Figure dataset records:

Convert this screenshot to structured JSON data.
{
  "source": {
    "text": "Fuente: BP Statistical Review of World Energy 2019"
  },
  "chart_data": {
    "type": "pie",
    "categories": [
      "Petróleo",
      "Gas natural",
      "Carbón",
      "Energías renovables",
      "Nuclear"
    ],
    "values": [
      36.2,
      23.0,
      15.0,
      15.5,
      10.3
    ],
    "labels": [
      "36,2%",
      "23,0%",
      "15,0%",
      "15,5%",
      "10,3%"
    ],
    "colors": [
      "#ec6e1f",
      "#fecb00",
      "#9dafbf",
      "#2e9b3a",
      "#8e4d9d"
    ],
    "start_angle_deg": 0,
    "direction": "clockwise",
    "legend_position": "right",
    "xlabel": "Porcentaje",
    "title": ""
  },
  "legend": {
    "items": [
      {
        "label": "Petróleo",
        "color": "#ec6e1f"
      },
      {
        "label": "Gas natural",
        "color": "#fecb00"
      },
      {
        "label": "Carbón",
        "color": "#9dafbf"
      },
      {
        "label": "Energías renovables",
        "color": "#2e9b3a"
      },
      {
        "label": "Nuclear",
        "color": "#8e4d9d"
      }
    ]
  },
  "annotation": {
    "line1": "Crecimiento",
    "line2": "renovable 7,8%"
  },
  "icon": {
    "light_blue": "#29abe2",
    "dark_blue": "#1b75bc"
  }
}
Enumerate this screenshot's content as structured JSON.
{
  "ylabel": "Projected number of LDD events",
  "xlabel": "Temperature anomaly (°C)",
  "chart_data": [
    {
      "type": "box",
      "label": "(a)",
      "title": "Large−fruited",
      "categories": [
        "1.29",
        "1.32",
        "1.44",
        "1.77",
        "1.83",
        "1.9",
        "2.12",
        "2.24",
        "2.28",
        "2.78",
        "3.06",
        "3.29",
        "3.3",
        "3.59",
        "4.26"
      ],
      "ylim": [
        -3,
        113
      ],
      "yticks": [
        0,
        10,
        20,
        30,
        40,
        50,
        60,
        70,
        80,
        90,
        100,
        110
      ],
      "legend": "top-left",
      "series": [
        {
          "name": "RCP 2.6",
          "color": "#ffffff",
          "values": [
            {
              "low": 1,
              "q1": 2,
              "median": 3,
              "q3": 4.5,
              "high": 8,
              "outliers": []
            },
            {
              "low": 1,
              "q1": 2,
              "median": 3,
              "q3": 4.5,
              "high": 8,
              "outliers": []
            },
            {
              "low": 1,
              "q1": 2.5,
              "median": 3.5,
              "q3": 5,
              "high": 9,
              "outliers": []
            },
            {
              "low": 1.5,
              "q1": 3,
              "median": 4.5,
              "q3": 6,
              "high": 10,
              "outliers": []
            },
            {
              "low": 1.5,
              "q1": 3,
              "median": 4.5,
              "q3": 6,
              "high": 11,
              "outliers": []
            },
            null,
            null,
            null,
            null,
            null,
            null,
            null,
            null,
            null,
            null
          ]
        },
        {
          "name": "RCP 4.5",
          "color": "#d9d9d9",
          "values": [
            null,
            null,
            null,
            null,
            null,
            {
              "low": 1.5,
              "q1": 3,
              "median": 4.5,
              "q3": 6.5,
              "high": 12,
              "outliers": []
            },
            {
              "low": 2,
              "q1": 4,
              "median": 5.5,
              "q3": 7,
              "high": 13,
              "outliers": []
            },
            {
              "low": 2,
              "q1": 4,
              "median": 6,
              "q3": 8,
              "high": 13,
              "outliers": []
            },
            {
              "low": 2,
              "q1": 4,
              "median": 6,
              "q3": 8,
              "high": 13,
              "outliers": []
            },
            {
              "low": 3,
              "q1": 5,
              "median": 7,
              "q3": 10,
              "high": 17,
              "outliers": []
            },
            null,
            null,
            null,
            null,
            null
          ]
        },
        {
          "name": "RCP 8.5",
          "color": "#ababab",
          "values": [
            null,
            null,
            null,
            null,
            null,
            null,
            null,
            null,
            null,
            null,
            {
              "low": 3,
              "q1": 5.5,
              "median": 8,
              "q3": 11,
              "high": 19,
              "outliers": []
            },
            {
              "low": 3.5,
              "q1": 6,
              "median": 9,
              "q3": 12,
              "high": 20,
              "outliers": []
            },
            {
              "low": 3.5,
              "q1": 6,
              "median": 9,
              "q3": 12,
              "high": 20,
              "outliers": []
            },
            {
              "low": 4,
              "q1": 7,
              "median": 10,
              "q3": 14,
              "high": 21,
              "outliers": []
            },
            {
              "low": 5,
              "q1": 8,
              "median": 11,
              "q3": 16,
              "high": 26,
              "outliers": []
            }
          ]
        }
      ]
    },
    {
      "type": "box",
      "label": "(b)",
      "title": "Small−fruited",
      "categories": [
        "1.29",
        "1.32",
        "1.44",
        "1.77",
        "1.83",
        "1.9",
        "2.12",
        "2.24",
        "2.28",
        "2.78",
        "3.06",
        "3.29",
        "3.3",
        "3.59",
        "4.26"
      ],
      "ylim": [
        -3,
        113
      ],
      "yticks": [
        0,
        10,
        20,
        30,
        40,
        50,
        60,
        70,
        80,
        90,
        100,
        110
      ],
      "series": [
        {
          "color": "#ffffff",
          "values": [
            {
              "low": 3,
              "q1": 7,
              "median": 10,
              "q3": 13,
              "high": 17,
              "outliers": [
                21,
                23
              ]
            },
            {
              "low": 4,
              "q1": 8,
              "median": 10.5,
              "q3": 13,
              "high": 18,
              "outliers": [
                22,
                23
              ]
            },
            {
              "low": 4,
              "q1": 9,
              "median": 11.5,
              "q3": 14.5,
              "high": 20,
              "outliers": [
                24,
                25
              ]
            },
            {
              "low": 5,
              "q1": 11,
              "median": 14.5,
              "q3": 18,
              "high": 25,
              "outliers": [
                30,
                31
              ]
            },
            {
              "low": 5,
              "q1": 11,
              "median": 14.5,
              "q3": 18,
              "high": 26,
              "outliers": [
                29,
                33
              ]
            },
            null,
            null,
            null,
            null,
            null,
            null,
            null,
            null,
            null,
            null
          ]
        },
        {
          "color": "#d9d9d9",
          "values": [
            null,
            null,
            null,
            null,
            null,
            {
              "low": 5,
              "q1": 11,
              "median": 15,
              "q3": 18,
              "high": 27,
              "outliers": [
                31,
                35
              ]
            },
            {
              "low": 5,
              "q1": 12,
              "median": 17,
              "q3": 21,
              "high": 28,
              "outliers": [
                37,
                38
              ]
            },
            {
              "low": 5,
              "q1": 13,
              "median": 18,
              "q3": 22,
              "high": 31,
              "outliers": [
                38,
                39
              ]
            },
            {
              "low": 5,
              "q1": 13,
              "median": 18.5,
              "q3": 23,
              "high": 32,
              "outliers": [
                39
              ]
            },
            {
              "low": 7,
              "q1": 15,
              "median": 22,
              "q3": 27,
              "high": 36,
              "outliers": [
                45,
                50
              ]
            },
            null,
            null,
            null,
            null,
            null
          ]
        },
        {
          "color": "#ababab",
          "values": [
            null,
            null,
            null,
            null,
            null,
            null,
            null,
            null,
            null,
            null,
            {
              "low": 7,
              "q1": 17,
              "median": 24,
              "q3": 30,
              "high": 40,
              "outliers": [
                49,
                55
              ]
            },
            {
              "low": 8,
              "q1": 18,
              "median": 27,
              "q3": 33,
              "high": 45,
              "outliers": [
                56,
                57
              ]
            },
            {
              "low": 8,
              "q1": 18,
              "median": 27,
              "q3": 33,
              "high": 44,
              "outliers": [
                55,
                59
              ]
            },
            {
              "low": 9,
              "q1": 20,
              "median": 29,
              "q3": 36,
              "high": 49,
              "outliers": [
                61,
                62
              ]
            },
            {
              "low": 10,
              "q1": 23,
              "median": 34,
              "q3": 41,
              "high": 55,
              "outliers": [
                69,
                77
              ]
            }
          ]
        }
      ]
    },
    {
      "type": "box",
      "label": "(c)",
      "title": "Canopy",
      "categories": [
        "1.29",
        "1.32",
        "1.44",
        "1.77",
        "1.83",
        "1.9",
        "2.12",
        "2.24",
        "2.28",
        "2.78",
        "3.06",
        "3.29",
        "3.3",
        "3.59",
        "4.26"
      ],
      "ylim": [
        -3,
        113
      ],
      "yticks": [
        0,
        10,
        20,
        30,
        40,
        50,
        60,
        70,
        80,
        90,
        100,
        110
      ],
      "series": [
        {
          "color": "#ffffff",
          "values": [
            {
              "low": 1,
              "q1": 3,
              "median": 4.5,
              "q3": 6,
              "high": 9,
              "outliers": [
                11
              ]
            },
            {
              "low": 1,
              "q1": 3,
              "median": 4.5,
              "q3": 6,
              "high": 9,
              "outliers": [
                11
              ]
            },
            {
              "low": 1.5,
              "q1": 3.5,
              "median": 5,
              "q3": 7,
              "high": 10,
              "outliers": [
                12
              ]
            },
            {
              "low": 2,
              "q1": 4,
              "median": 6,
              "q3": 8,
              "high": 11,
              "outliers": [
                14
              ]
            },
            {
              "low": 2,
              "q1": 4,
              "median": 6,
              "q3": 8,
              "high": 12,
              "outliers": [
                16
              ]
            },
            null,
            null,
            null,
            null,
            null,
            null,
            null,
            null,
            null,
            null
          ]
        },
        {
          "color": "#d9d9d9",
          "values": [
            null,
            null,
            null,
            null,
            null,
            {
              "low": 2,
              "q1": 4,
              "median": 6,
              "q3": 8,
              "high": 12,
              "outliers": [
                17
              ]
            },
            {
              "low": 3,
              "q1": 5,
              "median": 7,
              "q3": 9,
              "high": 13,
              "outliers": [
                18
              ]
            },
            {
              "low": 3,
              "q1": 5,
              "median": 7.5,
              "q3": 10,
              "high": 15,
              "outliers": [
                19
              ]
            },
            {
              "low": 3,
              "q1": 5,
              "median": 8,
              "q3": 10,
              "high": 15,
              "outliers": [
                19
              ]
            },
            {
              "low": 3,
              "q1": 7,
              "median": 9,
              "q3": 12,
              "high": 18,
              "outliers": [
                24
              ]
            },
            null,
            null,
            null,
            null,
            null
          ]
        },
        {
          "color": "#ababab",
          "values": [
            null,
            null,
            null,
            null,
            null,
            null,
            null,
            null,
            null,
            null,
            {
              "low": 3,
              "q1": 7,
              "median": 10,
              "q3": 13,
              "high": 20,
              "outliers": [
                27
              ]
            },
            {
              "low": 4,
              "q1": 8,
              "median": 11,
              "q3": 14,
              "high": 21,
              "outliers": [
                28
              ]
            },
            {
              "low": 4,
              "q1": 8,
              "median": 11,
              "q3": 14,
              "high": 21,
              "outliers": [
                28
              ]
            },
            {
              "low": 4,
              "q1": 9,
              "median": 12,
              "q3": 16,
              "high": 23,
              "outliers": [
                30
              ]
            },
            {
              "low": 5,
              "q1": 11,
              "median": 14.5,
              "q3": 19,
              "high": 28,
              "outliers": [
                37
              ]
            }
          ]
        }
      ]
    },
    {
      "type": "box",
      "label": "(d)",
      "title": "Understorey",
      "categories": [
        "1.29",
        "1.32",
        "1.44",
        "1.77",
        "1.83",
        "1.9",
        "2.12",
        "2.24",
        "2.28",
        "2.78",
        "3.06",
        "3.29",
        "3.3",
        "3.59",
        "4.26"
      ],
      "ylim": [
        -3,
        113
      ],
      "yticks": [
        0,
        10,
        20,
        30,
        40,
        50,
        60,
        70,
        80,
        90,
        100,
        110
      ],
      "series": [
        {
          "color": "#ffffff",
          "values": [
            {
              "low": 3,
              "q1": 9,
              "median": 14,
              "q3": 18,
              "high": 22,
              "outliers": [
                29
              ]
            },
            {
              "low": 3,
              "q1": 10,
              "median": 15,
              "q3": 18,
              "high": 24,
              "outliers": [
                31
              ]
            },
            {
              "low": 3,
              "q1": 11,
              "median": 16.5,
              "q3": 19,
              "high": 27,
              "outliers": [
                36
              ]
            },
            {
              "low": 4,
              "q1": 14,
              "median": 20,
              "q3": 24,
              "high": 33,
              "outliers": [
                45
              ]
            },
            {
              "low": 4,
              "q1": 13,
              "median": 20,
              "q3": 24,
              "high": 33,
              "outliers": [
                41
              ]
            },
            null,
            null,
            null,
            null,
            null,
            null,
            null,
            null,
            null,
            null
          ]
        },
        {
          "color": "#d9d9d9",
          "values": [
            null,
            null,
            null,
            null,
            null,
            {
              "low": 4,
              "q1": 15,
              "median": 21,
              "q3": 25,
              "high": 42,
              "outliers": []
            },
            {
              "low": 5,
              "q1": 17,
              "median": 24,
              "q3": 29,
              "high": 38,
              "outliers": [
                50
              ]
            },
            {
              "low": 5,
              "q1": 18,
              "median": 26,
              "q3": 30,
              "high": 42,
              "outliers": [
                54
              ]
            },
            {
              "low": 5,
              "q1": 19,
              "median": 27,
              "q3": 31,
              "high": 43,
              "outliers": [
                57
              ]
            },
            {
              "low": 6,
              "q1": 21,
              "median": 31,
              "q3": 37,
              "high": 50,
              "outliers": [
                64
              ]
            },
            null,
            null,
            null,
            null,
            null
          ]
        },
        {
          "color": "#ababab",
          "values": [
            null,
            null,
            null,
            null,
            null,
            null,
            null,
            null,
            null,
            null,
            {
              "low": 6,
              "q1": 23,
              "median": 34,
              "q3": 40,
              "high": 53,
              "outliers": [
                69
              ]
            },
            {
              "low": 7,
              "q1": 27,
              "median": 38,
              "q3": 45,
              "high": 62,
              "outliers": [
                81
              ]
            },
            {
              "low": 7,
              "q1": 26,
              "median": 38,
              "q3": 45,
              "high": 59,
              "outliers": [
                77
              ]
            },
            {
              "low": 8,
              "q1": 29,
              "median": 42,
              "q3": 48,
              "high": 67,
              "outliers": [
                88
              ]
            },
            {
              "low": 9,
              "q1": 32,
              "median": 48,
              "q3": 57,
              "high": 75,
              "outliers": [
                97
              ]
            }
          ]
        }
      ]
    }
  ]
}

» DIRECTION: Say how many lines contain "renovables", and give nothing but that number.

» THE SOLUTION: 2